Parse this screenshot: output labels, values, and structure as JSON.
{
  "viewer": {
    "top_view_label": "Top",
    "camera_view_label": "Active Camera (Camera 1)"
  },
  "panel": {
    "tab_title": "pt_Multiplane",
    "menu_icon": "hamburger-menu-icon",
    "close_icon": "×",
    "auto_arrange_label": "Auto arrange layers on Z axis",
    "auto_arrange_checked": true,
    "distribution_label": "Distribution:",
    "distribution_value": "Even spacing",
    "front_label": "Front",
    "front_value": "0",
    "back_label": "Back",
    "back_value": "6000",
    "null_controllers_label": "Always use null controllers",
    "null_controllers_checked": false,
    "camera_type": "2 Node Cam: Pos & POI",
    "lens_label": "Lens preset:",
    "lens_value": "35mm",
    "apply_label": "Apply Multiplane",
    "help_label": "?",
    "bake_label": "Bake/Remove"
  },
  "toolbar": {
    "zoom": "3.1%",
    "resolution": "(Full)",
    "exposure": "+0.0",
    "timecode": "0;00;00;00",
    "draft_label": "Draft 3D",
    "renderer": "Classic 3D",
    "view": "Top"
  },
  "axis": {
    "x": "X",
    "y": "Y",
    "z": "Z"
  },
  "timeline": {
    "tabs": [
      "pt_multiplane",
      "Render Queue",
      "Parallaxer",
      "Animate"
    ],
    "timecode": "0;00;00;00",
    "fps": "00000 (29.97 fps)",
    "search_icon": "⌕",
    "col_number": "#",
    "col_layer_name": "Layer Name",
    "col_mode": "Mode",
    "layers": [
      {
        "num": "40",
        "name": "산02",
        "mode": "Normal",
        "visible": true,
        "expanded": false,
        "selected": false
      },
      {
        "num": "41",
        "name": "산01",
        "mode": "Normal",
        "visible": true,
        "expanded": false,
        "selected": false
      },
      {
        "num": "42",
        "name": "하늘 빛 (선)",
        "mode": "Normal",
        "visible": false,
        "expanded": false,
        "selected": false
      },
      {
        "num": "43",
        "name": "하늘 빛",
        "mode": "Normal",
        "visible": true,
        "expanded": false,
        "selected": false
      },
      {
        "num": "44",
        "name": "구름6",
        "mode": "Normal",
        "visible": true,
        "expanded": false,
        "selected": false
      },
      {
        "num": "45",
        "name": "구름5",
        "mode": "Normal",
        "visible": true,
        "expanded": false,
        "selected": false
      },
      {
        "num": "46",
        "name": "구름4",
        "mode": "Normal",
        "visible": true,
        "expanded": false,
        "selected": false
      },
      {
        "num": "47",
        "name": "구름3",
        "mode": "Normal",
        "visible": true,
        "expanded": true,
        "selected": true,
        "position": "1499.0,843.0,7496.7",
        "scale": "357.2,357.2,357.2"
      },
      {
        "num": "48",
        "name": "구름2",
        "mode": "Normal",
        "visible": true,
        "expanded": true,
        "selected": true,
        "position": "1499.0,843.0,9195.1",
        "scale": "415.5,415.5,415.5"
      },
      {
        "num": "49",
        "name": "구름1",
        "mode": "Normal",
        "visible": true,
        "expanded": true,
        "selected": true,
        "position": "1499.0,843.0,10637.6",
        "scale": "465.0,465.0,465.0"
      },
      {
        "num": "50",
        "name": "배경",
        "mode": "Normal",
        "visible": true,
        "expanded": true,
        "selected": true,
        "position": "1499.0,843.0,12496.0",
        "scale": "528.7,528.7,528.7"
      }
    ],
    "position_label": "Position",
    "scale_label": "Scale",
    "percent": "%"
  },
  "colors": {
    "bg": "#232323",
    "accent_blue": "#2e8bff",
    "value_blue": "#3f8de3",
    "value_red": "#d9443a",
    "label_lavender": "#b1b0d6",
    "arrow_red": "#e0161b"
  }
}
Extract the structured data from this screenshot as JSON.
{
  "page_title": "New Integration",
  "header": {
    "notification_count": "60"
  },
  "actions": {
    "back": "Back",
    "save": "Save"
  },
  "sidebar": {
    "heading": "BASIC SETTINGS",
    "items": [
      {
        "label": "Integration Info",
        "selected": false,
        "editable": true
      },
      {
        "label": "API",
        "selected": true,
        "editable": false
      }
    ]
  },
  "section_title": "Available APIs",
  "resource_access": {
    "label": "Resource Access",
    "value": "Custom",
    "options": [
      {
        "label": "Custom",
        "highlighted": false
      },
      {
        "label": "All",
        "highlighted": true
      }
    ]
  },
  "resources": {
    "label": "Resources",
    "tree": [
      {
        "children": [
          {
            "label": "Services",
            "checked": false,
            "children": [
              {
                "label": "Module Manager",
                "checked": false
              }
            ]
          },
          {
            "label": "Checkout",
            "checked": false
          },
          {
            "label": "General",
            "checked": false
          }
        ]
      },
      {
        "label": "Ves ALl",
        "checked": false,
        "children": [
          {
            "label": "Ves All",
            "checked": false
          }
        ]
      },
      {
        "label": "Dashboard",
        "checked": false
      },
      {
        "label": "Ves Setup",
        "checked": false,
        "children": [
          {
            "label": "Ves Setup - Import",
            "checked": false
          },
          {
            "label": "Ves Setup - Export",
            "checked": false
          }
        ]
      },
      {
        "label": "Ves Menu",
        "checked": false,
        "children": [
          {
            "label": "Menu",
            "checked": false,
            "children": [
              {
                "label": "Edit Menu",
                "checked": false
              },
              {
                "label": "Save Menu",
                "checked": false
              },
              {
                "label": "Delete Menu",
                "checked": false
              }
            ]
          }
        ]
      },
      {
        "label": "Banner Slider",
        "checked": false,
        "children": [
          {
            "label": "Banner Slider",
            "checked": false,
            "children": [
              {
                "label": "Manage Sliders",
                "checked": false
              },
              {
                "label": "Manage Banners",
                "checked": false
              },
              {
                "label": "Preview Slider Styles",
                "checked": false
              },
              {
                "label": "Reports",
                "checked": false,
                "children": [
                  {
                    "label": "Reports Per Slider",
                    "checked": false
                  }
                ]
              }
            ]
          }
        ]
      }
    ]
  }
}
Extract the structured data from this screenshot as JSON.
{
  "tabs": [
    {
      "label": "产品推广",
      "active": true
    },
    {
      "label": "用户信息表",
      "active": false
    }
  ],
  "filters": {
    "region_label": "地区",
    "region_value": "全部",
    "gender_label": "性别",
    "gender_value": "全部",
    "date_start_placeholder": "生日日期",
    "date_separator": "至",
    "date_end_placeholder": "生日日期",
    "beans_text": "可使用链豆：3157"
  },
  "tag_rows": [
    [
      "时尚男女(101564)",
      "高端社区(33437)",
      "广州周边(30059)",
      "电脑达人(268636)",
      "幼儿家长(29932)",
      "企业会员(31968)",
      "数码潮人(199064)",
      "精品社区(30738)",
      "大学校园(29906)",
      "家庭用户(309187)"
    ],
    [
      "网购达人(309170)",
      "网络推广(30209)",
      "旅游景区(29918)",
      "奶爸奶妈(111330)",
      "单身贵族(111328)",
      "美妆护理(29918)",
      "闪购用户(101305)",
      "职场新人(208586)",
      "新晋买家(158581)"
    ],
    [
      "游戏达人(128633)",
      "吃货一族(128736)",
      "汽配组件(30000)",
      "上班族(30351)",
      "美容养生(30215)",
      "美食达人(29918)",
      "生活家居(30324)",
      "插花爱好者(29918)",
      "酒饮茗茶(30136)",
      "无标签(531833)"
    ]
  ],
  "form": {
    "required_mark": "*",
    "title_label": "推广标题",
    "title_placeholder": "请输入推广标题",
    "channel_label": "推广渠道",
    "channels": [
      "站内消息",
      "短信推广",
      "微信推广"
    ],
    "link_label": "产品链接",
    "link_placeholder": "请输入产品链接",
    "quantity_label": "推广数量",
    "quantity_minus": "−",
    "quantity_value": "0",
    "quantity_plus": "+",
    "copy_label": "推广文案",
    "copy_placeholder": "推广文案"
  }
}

* * * * * * *

Requirements> For each line of the listing that holds the word "layers", show that line.

Answer>
    "auto_arrange_label": "Auto arrange layers on Z axis",
    "layers": [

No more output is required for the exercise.